Exercise objective: Transcribe every entry below word for word, but skip the pictures.

[Stored items]
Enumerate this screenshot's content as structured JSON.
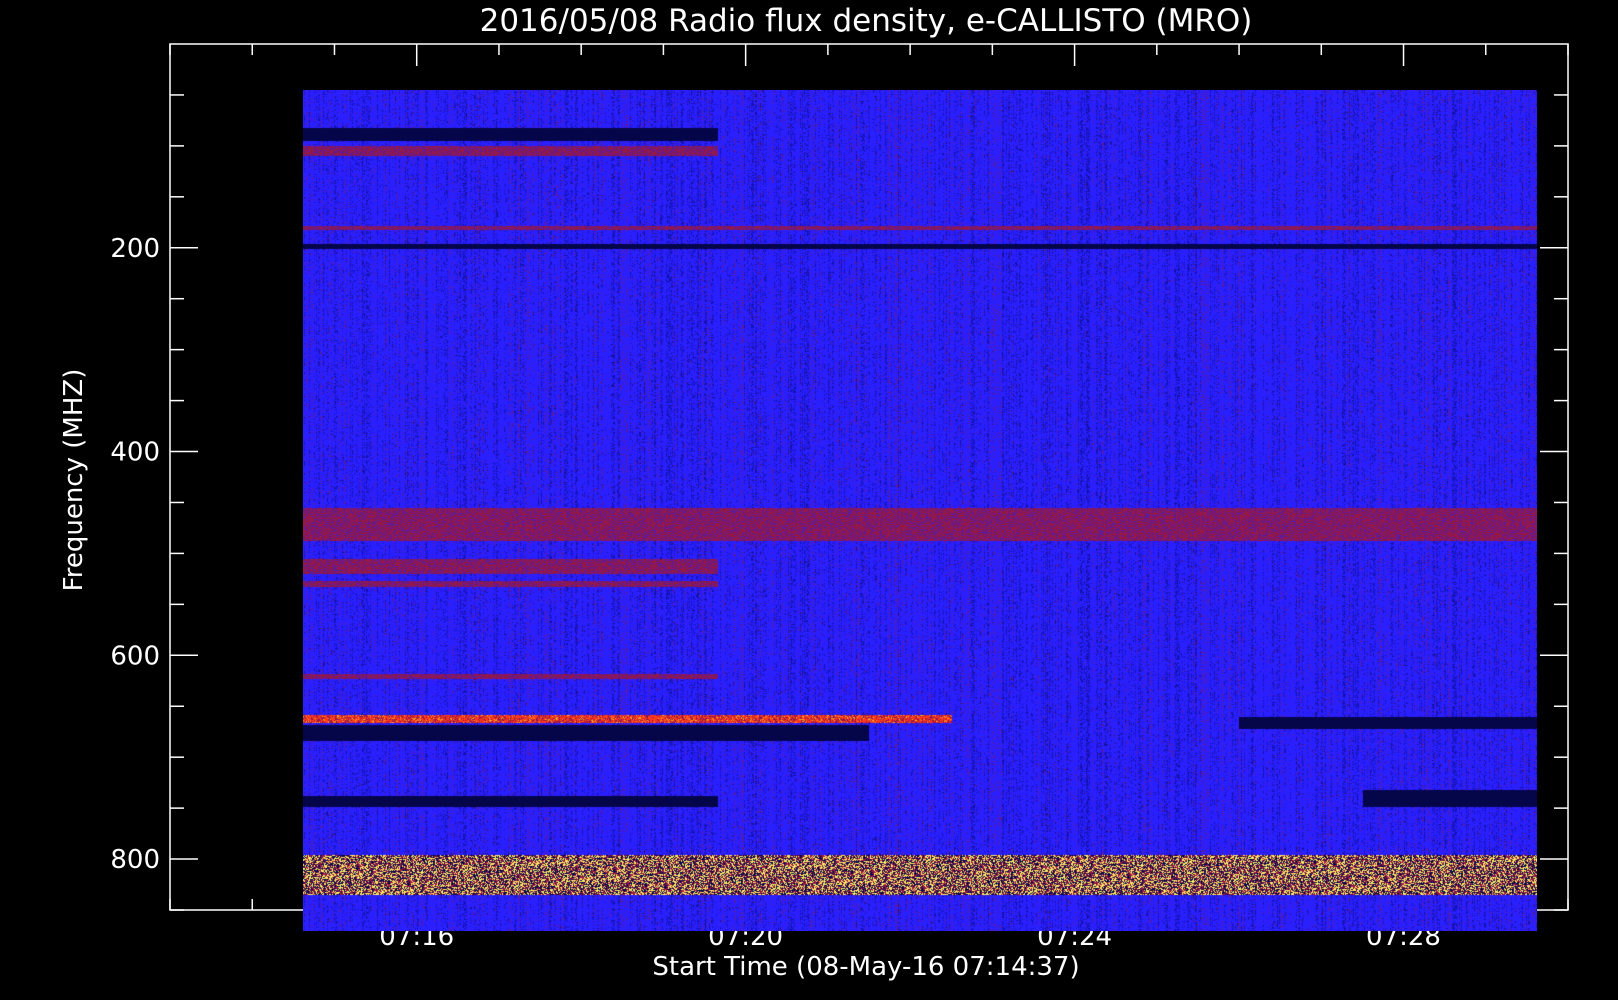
{
  "chart_data": {
    "type": "heatmap",
    "title": "2016/05/08  Radio flux density, e-CALLISTO (MRO)",
    "xlabel": "Start Time (08-May-16 07:14:37)",
    "ylabel": "Frequency (MHZ)",
    "x_ticks": [
      "07:16",
      "07:20",
      "07:24",
      "07:28"
    ],
    "y_ticks": [
      200,
      400,
      600,
      800
    ],
    "xlim": [
      "07:13:00",
      "07:30:00"
    ],
    "ylim": [
      850,
      0
    ],
    "data_x_range": [
      "07:14:37",
      "07:29:37"
    ],
    "data_y_range": [
      45,
      870
    ],
    "colors": {
      "background": "#000000",
      "base": "#2a1fff",
      "dark": "#05054a",
      "warm": "#8a1a55",
      "hot": "#ff3a1a",
      "hottest": "#ffee66"
    },
    "features": [
      {
        "name": "dark band",
        "freq": [
          82,
          95
        ],
        "time": [
          "07:14:37",
          "07:19:40"
        ],
        "level": "dark"
      },
      {
        "name": "red band",
        "freq": [
          100,
          110
        ],
        "time": [
          "07:14:37",
          "07:19:40"
        ],
        "level": "warm"
      },
      {
        "name": "interference line",
        "freq": [
          178,
          182
        ],
        "time": [
          "07:14:37",
          "07:29:37"
        ],
        "level": "warm"
      },
      {
        "name": "interference line",
        "freq": [
          196,
          201
        ],
        "time": [
          "07:14:37",
          "07:29:37"
        ],
        "level": "dark"
      },
      {
        "name": "interference band",
        "freq": [
          455,
          487
        ],
        "time": [
          "07:14:37",
          "07:29:37"
        ],
        "level": "warm"
      },
      {
        "name": "red band",
        "freq": [
          505,
          520
        ],
        "time": [
          "07:14:37",
          "07:19:40"
        ],
        "level": "warm"
      },
      {
        "name": "red band",
        "freq": [
          527,
          533
        ],
        "time": [
          "07:14:37",
          "07:19:40"
        ],
        "level": "warm"
      },
      {
        "name": "red band",
        "freq": [
          618,
          623
        ],
        "time": [
          "07:14:37",
          "07:19:40"
        ],
        "level": "warm"
      },
      {
        "name": "red band",
        "freq": [
          658,
          666
        ],
        "time": [
          "07:14:37",
          "07:22:30"
        ],
        "level": "hot"
      },
      {
        "name": "dark band",
        "freq": [
          668,
          684
        ],
        "time": [
          "07:14:37",
          "07:21:30"
        ],
        "level": "dark"
      },
      {
        "name": "dark band",
        "freq": [
          660,
          672
        ],
        "time": [
          "07:26:00",
          "07:29:37"
        ],
        "level": "dark"
      },
      {
        "name": "dark band",
        "freq": [
          738,
          748
        ],
        "time": [
          "07:14:37",
          "07:19:40"
        ],
        "level": "dark"
      },
      {
        "name": "dark band",
        "freq": [
          732,
          748
        ],
        "time": [
          "07:27:30",
          "07:29:37"
        ],
        "level": "dark"
      },
      {
        "name": "hot band",
        "freq": [
          795,
          835
        ],
        "time": [
          "07:14:37",
          "07:29:37"
        ],
        "level": "hottest"
      }
    ]
  }
}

Exercise response:
Enumerate this screenshot's content as structured JSON.
{
  "chart_data": {
    "type": "heatmap",
    "title": "2016/05/08  Radio flux density, e-CALLISTO (MRO)",
    "xlabel": "Start Time (08-May-16 07:14:37)",
    "ylabel": "Frequency (MHZ)",
    "x_ticks": [
      "07:16",
      "07:20",
      "07:24",
      "07:28"
    ],
    "y_ticks": [
      200,
      400,
      600,
      800
    ],
    "xlim": [
      "07:13:00",
      "07:30:00"
    ],
    "ylim": [
      850,
      0
    ],
    "data_x_range": [
      "07:14:37",
      "07:29:37"
    ],
    "data_y_range": [
      45,
      870
    ],
    "colors": {
      "background": "#000000",
      "base": "#2a1fff",
      "dark": "#05054a",
      "warm": "#8a1a55",
      "hot": "#ff3a1a",
      "hottest": "#ffee66"
    },
    "features": [
      {
        "name": "dark band",
        "freq": [
          82,
          95
        ],
        "time": [
          "07:14:37",
          "07:19:40"
        ],
        "level": "dark"
      },
      {
        "name": "red band",
        "freq": [
          100,
          110
        ],
        "time": [
          "07:14:37",
          "07:19:40"
        ],
        "level": "warm"
      },
      {
        "name": "interference line",
        "freq": [
          178,
          182
        ],
        "time": [
          "07:14:37",
          "07:29:37"
        ],
        "level": "warm"
      },
      {
        "name": "interference line",
        "freq": [
          196,
          201
        ],
        "time": [
          "07:14:37",
          "07:29:37"
        ],
        "level": "dark"
      },
      {
        "name": "interference band",
        "freq": [
          455,
          487
        ],
        "time": [
          "07:14:37",
          "07:29:37"
        ],
        "level": "warm"
      },
      {
        "name": "red band",
        "freq": [
          505,
          520
        ],
        "time": [
          "07:14:37",
          "07:19:40"
        ],
        "level": "warm"
      },
      {
        "name": "red band",
        "freq": [
          527,
          533
        ],
        "time": [
          "07:14:37",
          "07:19:40"
        ],
        "level": "warm"
      },
      {
        "name": "red band",
        "freq": [
          618,
          623
        ],
        "time": [
          "07:14:37",
          "07:19:40"
        ],
        "level": "warm"
      },
      {
        "name": "red band",
        "freq": [
          658,
          666
        ],
        "time": [
          "07:14:37",
          "07:22:30"
        ],
        "level": "hot"
      },
      {
        "name": "dark band",
        "freq": [
          668,
          684
        ],
        "time": [
          "07:14:37",
          "07:21:30"
        ],
        "level": "dark"
      },
      {
        "name": "dark band",
        "freq": [
          660,
          672
        ],
        "time": [
          "07:26:00",
          "07:29:37"
        ],
        "level": "dark"
      },
      {
        "name": "dark band",
        "freq": [
          738,
          748
        ],
        "time": [
          "07:14:37",
          "07:19:40"
        ],
        "level": "dark"
      },
      {
        "name": "dark band",
        "freq": [
          732,
          748
        ],
        "time": [
          "07:27:30",
          "07:29:37"
        ],
        "level": "dark"
      },
      {
        "name": "hot band",
        "freq": [
          795,
          835
        ],
        "time": [
          "07:14:37",
          "07:29:37"
        ],
        "level": "hottest"
      }
    ]
  }
}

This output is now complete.